■ **GIVEN INFORMATION**

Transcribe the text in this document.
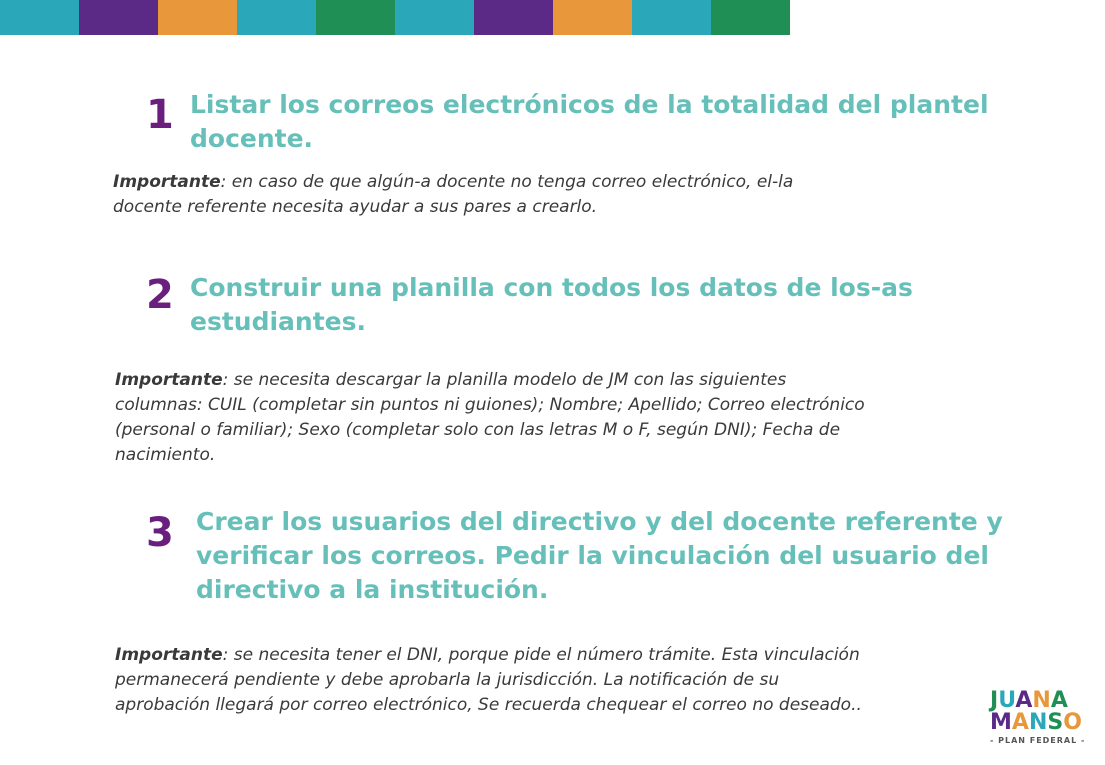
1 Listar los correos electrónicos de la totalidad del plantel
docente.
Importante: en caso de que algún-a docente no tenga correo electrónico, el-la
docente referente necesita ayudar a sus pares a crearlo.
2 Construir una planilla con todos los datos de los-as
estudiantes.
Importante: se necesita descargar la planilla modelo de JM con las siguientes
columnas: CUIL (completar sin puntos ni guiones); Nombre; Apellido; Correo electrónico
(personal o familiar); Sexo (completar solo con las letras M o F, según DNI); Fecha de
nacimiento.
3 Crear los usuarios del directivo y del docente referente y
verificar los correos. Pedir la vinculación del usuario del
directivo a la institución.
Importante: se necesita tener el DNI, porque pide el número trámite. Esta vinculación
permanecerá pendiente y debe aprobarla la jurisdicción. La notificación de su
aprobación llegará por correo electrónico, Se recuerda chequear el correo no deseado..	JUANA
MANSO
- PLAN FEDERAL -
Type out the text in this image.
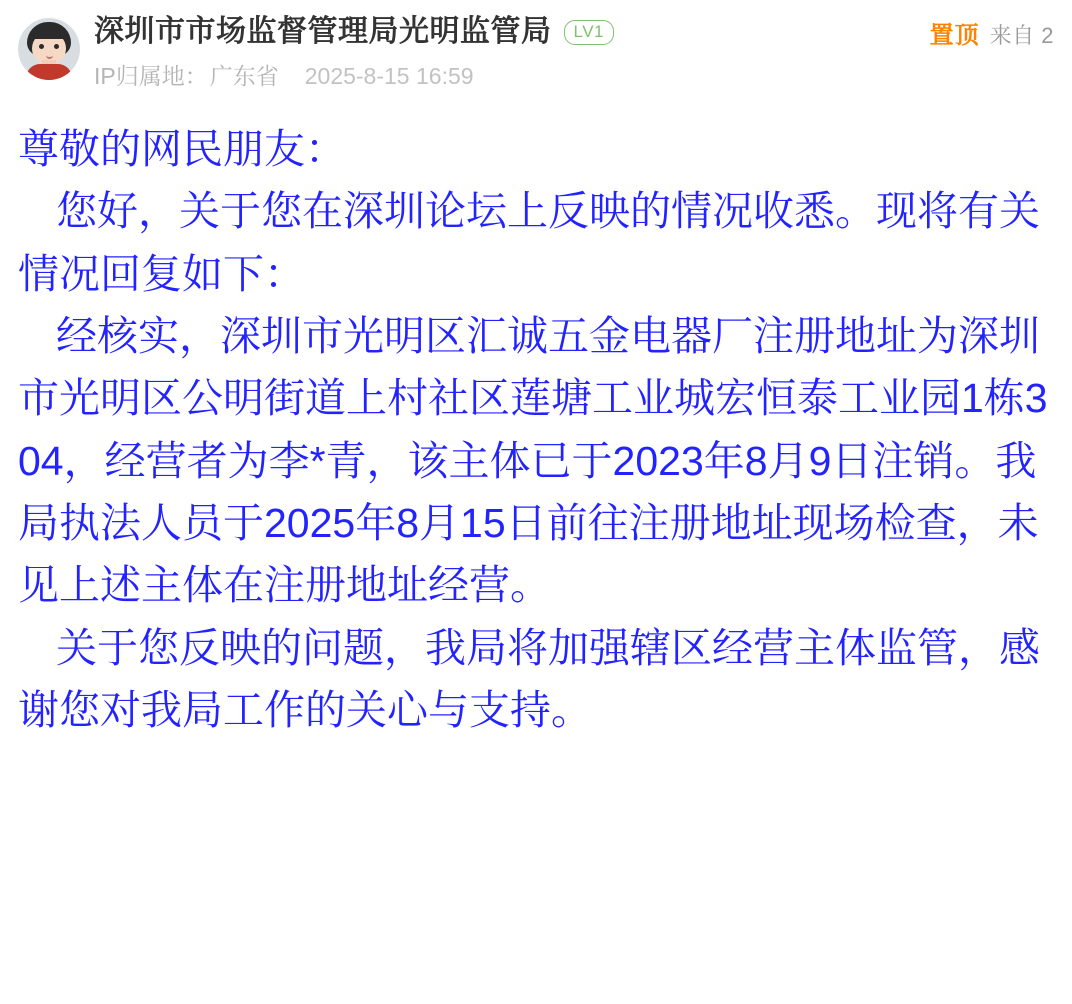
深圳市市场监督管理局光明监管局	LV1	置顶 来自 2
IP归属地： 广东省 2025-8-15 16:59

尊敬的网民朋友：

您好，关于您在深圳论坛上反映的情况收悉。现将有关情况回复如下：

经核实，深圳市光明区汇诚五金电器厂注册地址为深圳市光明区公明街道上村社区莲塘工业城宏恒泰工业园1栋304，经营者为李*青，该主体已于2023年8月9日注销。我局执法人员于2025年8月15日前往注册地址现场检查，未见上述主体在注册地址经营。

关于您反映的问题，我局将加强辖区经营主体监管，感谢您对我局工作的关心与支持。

■ **WHAT YOU HAVE TO DO**
Give only the number of lines in the data that include the string "planilla".

■ **WORKED ANSWER**
2